*Your task*.
Extract the lines of the listing below, running from its first line through the line containing "top-divider xyxy=(0,0,462,1)", and reproduce them verbatim.

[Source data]

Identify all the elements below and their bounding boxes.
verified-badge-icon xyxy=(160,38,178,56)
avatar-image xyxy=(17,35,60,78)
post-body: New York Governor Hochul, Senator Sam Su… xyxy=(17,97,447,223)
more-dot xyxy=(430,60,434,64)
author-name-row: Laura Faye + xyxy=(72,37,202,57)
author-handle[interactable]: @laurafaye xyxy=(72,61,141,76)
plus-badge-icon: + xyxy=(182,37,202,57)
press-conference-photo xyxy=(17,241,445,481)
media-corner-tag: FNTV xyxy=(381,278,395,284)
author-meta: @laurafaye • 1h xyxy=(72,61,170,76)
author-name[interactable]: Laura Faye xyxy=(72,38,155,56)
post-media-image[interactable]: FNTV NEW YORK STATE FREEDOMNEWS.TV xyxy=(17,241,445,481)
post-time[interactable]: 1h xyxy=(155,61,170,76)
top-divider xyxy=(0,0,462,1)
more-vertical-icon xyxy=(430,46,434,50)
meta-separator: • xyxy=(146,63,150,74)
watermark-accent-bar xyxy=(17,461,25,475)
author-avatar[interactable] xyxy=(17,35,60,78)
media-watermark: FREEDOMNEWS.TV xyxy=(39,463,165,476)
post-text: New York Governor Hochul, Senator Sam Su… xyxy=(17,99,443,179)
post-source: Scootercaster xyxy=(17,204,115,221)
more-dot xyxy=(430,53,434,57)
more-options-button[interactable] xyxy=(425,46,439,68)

*Final answer*.
Identify all the elements below and their bounding boxes.
verified-badge-icon xyxy=(160,38,178,56)
avatar-image xyxy=(17,35,60,78)
post-body: New York Governor Hochul, Senator Sam Su… xyxy=(17,97,447,223)
more-dot xyxy=(430,60,434,64)
author-name-row: Laura Faye + xyxy=(72,37,202,57)
author-handle[interactable]: @laurafaye xyxy=(72,61,141,76)
plus-badge-icon: + xyxy=(182,37,202,57)
press-conference-photo xyxy=(17,241,445,481)
media-corner-tag: FNTV xyxy=(381,278,395,284)
author-meta: @laurafaye • 1h xyxy=(72,61,170,76)
author-name[interactable]: Laura Faye xyxy=(72,38,155,56)
post-media-image[interactable]: FNTV NEW YORK STATE FREEDOMNEWS.TV xyxy=(17,241,445,481)
post-time[interactable]: 1h xyxy=(155,61,170,76)
top-divider xyxy=(0,0,462,1)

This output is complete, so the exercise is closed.